→ **What is expected**: Give every line below again, exactly.

→ **Dataset**:
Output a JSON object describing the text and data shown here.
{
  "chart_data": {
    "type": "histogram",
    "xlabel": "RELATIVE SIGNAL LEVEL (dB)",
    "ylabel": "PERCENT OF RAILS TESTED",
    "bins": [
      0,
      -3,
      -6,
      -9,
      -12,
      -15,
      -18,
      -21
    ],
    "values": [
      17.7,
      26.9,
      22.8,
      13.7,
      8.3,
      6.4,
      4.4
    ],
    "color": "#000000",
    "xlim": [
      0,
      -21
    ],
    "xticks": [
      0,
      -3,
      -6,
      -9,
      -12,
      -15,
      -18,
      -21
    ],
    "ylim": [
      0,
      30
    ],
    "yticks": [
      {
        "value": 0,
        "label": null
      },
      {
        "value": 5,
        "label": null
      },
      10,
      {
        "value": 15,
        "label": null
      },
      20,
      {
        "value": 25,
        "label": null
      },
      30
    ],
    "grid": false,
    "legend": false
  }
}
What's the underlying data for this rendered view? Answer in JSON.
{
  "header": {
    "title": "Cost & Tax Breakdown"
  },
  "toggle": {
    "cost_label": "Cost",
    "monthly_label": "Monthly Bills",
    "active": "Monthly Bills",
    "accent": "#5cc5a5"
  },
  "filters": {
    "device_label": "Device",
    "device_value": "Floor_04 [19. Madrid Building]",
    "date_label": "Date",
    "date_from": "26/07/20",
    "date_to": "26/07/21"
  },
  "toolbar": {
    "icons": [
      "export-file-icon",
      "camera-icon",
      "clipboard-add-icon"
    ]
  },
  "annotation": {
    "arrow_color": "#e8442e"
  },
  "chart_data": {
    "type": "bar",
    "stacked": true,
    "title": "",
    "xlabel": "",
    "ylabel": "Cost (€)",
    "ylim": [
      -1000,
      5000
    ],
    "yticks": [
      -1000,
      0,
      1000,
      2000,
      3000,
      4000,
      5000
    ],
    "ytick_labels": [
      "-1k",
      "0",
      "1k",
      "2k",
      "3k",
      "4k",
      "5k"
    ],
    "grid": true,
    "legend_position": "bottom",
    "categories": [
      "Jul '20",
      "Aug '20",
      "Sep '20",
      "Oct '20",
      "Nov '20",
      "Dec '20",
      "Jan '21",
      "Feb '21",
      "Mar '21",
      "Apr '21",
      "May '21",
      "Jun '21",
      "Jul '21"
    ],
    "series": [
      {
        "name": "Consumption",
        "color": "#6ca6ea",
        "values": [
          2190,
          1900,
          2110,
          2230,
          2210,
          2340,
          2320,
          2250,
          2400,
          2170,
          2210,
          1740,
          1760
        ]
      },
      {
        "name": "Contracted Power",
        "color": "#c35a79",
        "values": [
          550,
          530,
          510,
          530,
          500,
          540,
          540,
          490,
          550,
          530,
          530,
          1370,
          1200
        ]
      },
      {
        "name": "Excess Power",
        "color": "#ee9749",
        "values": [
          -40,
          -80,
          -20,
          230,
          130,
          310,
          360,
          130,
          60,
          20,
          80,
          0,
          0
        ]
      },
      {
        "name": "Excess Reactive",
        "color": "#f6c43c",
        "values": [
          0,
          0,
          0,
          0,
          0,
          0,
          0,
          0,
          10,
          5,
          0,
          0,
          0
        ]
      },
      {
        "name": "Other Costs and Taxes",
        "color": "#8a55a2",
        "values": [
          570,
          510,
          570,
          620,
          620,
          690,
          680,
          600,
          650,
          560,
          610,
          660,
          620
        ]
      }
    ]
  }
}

→ **Exercise answer**:
Output a JSON object describing the text and data shown here.
{
  "chart_data": {
    "type": "histogram",
    "xlabel": "RELATIVE SIGNAL LEVEL (dB)",
    "ylabel": "PERCENT OF RAILS TESTED",
    "bins": [
      0,
      -3,
      -6,
      -9,
      -12,
      -15,
      -18,
      -21
    ],
    "values": [
      17.7,
      26.9,
      22.8,
      13.7,
      8.3,
      6.4,
      4.4
    ],
    "color": "#000000",
    "xlim": [
      0,
      -21
    ],
    "xticks": [
      0,
      -3,
      -6,
      -9,
      -12,
      -15,
      -18,
      -21
    ],
    "ylim": [
      0,
      30
    ],
    "yticks": [
      {
        "value": 0,
        "label": null
      },
      {
        "value": 5,
        "label": null
      },
      10,
      {
        "value": 15,
        "label": null
      },
      20,
      {
        "value": 25,
        "label": null
      },
      30
    ],
    "grid": false,
    "legend": false
  }
}
What's the underlying data for this rendered view? Answer in JSON.
{
  "header": {
    "title": "Cost & Tax Breakdown"
  },
  "toggle": {
    "cost_label": "Cost",
    "monthly_label": "Monthly Bills",
    "active": "Monthly Bills",
    "accent": "#5cc5a5"
  },
  "filters": {
    "device_label": "Device",
    "device_value": "Floor_04 [19. Madrid Building]",
    "date_label": "Date",
    "date_from": "26/07/20",
    "date_to": "26/07/21"
  },
  "toolbar": {
    "icons": [
      "export-file-icon",
      "camera-icon",
      "clipboard-add-icon"
    ]
  },
  "annotation": {
    "arrow_color": "#e8442e"
  },
  "chart_data": {
    "type": "bar",
    "stacked": true,
    "title": "",
    "xlabel": "",
    "ylabel": "Cost (€)",
    "ylim": [
      -1000,
      5000
    ],
    "yticks": [
      -1000,
      0,
      1000,
      2000,
      3000,
      4000,
      5000
    ],
    "ytick_labels": [
      "-1k",
      "0",
      "1k",
      "2k",
      "3k",
      "4k",
      "5k"
    ],
    "grid": true,
    "legend_position": "bottom",
    "categories": [
      "Jul '20",
      "Aug '20",
      "Sep '20",
      "Oct '20",
      "Nov '20",
      "Dec '20",
      "Jan '21",
      "Feb '21",
      "Mar '21",
      "Apr '21",
      "May '21",
      "Jun '21",
      "Jul '21"
    ],
    "series": [
      {
        "name": "Consumption",
        "color": "#6ca6ea",
        "values": [
          2190,
          1900,
          2110,
          2230,
          2210,
          2340,
          2320,
          2250,
          2400,
          2170,
          2210,
          1740,
          1760
        ]
      },
      {
        "name": "Contracted Power",
        "color": "#c35a79",
        "values": [
          550,
          530,
          510,
          530,
          500,
          540,
          540,
          490,
          550,
          530,
          530,
          1370,
          1200
        ]
      },
      {
        "name": "Excess Power",
        "color": "#ee9749",
        "values": [
          -40,
          -80,
          -20,
          230,
          130,
          310,
          360,
          130,
          60,
          20,
          80,
          0,
          0
        ]
      },
      {
        "name": "Excess Reactive",
        "color": "#f6c43c",
        "values": [
          0,
          0,
          0,
          0,
          0,
          0,
          0,
          0,
          10,
          5,
          0,
          0,
          0
        ]
      },
      {
        "name": "Other Costs and Taxes",
        "color": "#8a55a2",
        "values": [
          570,
          510,
          570,
          620,
          620,
          690,
          680,
          600,
          650,
          560,
          610,
          660,
          620
        ]
      }
    ]
  }
}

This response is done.